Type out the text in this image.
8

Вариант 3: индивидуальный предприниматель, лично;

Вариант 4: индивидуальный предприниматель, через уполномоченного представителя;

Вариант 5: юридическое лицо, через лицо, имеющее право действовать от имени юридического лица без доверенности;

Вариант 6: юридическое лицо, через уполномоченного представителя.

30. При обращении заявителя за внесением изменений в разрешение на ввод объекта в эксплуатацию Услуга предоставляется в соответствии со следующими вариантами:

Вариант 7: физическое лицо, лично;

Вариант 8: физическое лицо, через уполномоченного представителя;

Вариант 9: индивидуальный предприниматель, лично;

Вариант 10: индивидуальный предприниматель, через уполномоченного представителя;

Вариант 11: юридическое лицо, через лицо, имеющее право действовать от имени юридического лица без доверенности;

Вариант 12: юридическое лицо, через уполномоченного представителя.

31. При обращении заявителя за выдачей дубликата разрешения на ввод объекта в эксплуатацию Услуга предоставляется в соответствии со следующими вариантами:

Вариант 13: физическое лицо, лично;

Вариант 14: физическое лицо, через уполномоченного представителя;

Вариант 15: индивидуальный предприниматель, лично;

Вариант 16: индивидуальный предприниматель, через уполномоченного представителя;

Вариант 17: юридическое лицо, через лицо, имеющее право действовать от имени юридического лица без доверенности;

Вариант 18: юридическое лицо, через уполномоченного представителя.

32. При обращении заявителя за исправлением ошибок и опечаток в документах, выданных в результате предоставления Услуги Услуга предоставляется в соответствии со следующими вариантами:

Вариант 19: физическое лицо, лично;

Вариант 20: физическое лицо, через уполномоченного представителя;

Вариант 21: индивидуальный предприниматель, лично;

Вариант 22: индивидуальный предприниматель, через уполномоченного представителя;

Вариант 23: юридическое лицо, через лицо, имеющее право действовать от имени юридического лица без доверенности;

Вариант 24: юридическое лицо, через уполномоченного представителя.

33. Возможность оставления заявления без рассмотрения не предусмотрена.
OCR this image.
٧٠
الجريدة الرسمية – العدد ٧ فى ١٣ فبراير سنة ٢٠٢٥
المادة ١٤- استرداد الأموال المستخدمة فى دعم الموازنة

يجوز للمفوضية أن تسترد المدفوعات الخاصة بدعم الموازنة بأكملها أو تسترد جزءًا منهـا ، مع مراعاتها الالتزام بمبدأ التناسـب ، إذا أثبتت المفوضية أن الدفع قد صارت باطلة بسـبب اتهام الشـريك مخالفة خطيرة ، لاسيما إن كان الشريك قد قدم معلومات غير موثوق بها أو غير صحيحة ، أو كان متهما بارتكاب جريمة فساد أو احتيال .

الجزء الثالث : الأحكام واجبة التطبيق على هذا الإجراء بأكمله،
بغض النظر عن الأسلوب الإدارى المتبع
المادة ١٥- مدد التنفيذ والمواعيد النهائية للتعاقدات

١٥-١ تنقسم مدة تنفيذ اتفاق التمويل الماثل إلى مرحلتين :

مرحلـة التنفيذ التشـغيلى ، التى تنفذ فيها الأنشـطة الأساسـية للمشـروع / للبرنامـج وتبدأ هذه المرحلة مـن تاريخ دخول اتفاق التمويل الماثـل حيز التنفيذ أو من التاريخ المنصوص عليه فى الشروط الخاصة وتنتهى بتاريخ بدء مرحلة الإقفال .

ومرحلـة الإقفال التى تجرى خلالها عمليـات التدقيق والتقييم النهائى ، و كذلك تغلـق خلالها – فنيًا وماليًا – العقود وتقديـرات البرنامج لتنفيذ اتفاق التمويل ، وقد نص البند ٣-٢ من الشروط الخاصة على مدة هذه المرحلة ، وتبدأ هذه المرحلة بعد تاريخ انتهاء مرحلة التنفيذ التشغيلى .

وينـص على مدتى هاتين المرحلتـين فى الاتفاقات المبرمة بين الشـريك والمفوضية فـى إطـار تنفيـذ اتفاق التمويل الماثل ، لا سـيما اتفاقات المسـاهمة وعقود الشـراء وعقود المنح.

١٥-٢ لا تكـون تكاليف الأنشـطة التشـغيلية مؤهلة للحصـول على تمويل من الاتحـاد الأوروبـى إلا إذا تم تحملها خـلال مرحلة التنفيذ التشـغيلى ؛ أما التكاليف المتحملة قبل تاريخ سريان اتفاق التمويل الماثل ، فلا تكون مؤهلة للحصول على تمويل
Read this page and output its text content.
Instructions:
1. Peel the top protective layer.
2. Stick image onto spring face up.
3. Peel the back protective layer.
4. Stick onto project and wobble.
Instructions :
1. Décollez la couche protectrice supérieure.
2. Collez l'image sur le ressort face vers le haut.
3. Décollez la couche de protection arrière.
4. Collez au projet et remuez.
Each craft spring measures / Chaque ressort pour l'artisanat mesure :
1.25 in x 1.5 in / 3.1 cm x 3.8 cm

++++++++++

**Required task:** Of all the lines in the listing above, how many contain the word "объекта"? Answer with the number alone.

**Exercise answer:** 2